→ REQUIREMENT 1: Reproduce the entries word for word, starting at their first line and ending at the line that contains "legend-swatch xyxy=(566,280,579,294)".

[Start of DOCUMENT PASSAGE]

It is also possible to access labelled arguments of constructors like accessing struct fields in pattern matching:

enum Object {
  Point(x~ : Double, y~ : Double)
  Circle(x~ : Double, y~ : Double, radius~ : Double)
}

suberror NotImplementedError derive(Debug)

fn Object::distance_with(
  self : Object,
  other : Object,
) -> Double raise NotImplementedError {
  match (self, other) {
    // For variables defined via `Point(..) as p`,
    // the compiler knows it must be of constructor `Point`,
    // so you can access fields of `Point` directly via `p.x`, `p.y` etc.
    (Point(_) as p1, Point(_) as p2) => {
      let dx = p2.x - p1.x
      let dy = p2.y - p1.y
      (dx * dx + dy * dy).sqrt()
    }
    (Point(_), Circle(_)) | (Circle(_), Point(_)) | (Circle(_), Circle(_)) =>
      raise NotImplementedError
  }
}
fn main {
  let p1 : Object = Point(x=0, y=0)
  let p2 : Object = Point(x=3, y=4)
  let c1 : Object = Circle(x=0, y=0, radius=2)
  try {
    println(p1.distance_with(p2))
    println(p1.distance_with(c1))
  } catch {
    _ => println("NotImplementedError")
  }
}
Output#
5
NotImplementedError

Constructor with mutable fields#

It is also possible to define mutable fields for constructor. This is especially useful for defining imperative data structures:

// A set implemented using mutable binary search tree.
struct Set[X] {
  mut root : Tree[X]
}

fn[X : Compare] Set::insert(self : Set[X], x : X) -> Unit {
  self.root = self.root.insert(x, parent=Nil)
}

// A mutable binary search tree with parent pointer
enum Tree[X] {
  Nil
  // only labelled arguments can be mutable
  Node(
    mut value~ : X,
    mut left~ : Tree[X],
    mut right~ : Tree[X],
    mut parent~ : Tree[X]
  )
}

// In-place insert a new element to a binary search tree.
// Return the new tree root
fn[X : Compare] Tree::insert(
  self : Tree[X],
  x : X,
  parent~ : Tree[X],
) -> Tree[X] {
  match self {
    Nil => Node(value=x, left=Nil, right=Nil, parent~)
    Node(_) as node => {
      let order = x.compare(node.value)
      if order == 0 {
        // mutate the field of a constructor
        node.value = x
      } else if order < 0 {
        // cycle between `node` and `node.left` created here
        node.left = node.left.insert(x, parent=node)
      } else {
        node.right = node.right.insert(x, parent=node)
      }
      // The tree is non-empty, so the new root is just the original tree
      node
    }
  }
}

Extensible enum#

An extenum defines an open enum type. Unlike a regular enum, an extenum can receive more constructors later, including from another package. This is useful when a package wants to define the shared event, message, or extension-point type, while other packages contribute their own cases.

pub(all) extenum LogEvent[T] {
  Info(T)
}

Use extenum Type += { ... } to add constructors to an extensible enum in the same package:

pub(all) extenum LogEvent[T] += {
  Warning(T)
  Critical(T, T)
}

To extend an extensible enum from another package, qualify the target type with the package that defines the type:

pub(all) extenum @base.LogEvent[T] += {
  Debug(T)

[End of DOCUMENT PASSAGE]
[Start of THE DATA]

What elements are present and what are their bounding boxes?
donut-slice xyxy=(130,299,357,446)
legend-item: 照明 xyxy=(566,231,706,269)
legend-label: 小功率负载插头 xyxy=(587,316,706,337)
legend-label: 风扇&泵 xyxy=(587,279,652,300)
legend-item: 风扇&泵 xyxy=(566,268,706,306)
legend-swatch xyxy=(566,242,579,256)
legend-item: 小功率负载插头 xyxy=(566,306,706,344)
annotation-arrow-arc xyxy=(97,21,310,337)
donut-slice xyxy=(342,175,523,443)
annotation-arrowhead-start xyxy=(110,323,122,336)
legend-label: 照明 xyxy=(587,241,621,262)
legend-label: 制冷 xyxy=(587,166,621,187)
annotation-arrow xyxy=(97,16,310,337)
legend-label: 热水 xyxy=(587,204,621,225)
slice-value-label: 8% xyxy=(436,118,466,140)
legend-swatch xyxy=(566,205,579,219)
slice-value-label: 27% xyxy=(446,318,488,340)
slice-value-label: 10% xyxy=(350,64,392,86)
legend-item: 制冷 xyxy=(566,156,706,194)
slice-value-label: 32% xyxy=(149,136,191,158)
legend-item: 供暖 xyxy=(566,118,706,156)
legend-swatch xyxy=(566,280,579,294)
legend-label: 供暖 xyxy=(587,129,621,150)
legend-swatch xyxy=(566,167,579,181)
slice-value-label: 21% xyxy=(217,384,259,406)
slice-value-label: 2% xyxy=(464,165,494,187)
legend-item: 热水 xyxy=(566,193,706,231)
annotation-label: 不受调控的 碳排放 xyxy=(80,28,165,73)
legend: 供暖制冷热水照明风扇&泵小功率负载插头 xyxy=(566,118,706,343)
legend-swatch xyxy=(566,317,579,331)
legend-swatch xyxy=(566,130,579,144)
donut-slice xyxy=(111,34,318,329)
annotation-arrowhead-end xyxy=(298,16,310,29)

[End of THE DATA]

→ REQUIREMENT 2:
Answer from the passage on enum constructors:
(a) What is the first line of the program's output?
(b) According to the comment in the `Tree` enum, which arguments can be mutable?
(c) What syntax adds constructors to an extensible enum in the same package?

→ COMPLETE ANSWER 1:
What elements are present and what are their bounding boxes?
donut-slice xyxy=(130,299,357,446)
legend-item: 照明 xyxy=(566,231,706,269)
legend-label: 小功率负载插头 xyxy=(587,316,706,337)
legend-label: 风扇&泵 xyxy=(587,279,652,300)
legend-item: 风扇&泵 xyxy=(566,268,706,306)
legend-swatch xyxy=(566,242,579,256)
legend-item: 小功率负载插头 xyxy=(566,306,706,344)
annotation-arrow-arc xyxy=(97,21,310,337)
donut-slice xyxy=(342,175,523,443)
annotation-arrowhead-start xyxy=(110,323,122,336)
legend-label: 照明 xyxy=(587,241,621,262)
legend-label: 制冷 xyxy=(587,166,621,187)
annotation-arrow xyxy=(97,16,310,337)
legend-label: 热水 xyxy=(587,204,621,225)
slice-value-label: 8% xyxy=(436,118,466,140)
legend-swatch xyxy=(566,205,579,219)
slice-value-label: 27% xyxy=(446,318,488,340)
slice-value-label: 10% xyxy=(350,64,392,86)
legend-item: 制冷 xyxy=(566,156,706,194)
slice-value-label: 32% xyxy=(149,136,191,158)
legend-item: 供暖 xyxy=(566,118,706,156)
legend-swatch xyxy=(566,280,579,294)

→ COMPLETE ANSWER 2:
(a) 5
(b) Only labelled arguments
(c) extenum Type += { ... }